=== Aim ===
Go through the data below. Pull out every line that has the word "this".

=== Given data ===
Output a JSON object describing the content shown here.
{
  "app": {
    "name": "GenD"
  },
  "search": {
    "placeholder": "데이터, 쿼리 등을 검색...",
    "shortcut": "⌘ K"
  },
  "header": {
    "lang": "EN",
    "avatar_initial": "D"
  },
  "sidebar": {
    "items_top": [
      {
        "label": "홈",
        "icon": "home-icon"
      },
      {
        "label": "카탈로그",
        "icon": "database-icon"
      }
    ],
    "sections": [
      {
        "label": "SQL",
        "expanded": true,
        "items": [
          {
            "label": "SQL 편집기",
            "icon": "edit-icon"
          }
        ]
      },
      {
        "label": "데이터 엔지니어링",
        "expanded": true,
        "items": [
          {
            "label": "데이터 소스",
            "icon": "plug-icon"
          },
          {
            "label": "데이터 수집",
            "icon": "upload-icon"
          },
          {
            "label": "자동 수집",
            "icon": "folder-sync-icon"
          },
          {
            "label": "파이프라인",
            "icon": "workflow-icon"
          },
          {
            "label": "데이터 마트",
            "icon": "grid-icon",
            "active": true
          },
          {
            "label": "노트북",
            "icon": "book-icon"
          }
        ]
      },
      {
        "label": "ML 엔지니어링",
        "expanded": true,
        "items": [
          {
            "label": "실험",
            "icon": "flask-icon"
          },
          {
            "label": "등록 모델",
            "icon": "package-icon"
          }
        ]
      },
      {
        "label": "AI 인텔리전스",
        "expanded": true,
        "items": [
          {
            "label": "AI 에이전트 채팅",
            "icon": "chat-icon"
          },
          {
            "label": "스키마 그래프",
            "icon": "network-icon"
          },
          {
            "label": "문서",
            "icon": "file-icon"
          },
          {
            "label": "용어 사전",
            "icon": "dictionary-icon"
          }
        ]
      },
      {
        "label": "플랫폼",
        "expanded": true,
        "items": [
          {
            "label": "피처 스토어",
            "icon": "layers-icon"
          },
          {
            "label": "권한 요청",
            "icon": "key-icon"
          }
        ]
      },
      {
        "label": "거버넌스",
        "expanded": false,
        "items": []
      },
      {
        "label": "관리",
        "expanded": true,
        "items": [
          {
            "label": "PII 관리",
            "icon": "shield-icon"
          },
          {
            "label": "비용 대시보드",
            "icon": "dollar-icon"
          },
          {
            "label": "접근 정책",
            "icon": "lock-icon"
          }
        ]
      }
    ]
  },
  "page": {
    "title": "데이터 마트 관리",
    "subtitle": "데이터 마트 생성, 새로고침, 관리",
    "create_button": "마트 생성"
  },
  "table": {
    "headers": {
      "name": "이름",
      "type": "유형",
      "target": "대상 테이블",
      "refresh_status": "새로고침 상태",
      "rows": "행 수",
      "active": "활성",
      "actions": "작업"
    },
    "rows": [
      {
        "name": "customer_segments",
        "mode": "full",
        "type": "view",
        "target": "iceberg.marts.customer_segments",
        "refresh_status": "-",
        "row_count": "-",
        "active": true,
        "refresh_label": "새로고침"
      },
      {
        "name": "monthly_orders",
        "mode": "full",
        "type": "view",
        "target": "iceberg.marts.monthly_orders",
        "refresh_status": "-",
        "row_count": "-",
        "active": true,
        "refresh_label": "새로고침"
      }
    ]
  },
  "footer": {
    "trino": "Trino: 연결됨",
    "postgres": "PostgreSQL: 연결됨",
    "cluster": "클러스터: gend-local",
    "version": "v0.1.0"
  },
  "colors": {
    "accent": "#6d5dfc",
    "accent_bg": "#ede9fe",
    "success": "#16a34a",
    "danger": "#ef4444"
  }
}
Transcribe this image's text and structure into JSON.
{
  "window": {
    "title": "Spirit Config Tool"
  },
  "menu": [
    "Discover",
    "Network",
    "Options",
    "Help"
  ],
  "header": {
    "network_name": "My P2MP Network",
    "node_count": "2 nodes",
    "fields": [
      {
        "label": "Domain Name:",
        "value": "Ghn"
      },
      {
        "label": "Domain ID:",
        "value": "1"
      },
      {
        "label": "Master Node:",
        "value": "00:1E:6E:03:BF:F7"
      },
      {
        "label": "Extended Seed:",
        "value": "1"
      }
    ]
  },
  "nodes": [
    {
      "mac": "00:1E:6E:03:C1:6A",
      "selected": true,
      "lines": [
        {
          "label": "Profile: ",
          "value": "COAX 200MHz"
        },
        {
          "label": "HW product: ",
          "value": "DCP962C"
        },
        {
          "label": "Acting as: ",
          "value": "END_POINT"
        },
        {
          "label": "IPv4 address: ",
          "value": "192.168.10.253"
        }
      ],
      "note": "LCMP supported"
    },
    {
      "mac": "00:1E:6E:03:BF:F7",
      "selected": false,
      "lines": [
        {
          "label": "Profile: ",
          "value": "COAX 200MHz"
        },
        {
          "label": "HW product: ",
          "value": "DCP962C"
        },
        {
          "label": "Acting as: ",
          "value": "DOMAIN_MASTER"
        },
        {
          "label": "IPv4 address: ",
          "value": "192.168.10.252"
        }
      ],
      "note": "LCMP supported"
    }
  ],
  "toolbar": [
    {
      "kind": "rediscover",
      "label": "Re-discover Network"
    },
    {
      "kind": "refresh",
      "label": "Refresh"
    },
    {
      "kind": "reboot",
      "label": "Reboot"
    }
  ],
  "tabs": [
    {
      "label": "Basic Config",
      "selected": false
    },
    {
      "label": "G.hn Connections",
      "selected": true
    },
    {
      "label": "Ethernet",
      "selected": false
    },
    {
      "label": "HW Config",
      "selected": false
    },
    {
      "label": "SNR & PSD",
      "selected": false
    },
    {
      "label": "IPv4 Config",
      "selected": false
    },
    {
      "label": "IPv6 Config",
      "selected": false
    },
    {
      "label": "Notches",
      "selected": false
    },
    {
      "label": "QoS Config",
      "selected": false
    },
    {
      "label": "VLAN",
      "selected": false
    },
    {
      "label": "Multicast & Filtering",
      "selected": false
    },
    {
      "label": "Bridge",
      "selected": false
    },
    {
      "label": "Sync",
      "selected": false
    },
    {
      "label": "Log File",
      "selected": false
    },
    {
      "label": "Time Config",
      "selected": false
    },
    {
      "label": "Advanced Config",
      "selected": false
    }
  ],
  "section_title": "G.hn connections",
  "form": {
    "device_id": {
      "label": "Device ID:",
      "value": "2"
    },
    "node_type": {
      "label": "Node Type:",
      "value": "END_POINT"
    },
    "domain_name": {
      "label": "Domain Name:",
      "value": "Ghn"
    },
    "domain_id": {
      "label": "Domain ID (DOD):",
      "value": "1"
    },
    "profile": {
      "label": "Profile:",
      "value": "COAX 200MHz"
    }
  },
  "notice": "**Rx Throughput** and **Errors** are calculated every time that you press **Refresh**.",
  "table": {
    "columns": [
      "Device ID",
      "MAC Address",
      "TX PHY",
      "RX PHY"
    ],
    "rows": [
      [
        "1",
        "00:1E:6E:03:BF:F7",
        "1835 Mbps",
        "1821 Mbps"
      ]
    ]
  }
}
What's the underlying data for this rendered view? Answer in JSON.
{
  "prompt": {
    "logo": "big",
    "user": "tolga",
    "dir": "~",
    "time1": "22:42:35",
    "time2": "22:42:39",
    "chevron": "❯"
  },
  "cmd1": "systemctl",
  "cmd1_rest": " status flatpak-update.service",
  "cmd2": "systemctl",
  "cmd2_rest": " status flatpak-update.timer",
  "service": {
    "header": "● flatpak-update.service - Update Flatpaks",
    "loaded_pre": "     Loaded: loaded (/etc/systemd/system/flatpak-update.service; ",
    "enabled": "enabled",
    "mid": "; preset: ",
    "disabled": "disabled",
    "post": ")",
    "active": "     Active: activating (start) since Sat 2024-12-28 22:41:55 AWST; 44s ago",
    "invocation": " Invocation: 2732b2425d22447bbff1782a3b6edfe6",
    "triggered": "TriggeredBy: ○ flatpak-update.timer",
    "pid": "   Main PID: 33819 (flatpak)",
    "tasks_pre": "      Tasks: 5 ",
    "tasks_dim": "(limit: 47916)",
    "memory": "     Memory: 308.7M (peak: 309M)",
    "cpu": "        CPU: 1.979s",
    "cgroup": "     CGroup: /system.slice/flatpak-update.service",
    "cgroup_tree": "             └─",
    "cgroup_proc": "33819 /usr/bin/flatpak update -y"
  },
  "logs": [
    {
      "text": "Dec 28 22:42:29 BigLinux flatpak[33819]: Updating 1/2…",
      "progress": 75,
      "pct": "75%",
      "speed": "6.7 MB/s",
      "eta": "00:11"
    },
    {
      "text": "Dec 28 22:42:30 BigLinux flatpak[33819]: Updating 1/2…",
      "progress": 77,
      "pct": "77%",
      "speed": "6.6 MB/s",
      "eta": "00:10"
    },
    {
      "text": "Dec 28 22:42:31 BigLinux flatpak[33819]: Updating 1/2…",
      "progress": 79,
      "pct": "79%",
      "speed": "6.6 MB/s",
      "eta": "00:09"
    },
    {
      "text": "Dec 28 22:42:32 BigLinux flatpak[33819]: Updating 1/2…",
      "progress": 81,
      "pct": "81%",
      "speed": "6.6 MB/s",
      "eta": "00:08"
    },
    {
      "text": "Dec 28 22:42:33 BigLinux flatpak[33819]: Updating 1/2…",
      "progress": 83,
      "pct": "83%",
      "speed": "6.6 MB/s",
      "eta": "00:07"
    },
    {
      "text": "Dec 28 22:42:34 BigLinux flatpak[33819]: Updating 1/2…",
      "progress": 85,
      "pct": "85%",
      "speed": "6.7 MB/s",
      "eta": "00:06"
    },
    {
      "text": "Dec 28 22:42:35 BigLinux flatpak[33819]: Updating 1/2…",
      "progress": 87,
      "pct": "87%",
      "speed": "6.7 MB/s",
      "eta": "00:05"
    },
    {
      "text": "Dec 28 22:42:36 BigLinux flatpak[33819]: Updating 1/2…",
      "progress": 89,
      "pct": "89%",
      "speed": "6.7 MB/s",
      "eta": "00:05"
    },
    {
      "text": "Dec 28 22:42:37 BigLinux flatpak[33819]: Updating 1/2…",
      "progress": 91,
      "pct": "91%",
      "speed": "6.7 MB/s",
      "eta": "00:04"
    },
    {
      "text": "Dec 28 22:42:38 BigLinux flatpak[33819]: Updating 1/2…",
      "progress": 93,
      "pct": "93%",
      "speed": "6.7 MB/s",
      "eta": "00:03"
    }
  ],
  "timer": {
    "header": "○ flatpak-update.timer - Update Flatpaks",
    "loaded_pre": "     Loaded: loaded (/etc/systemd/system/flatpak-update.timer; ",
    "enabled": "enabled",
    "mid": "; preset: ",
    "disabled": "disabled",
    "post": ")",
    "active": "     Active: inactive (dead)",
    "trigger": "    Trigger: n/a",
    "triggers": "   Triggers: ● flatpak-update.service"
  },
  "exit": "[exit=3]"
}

=== Task response ===
Transcribe this image's text and structure into JSON.
What's the underlying data for this rendered view? Answer in JSON.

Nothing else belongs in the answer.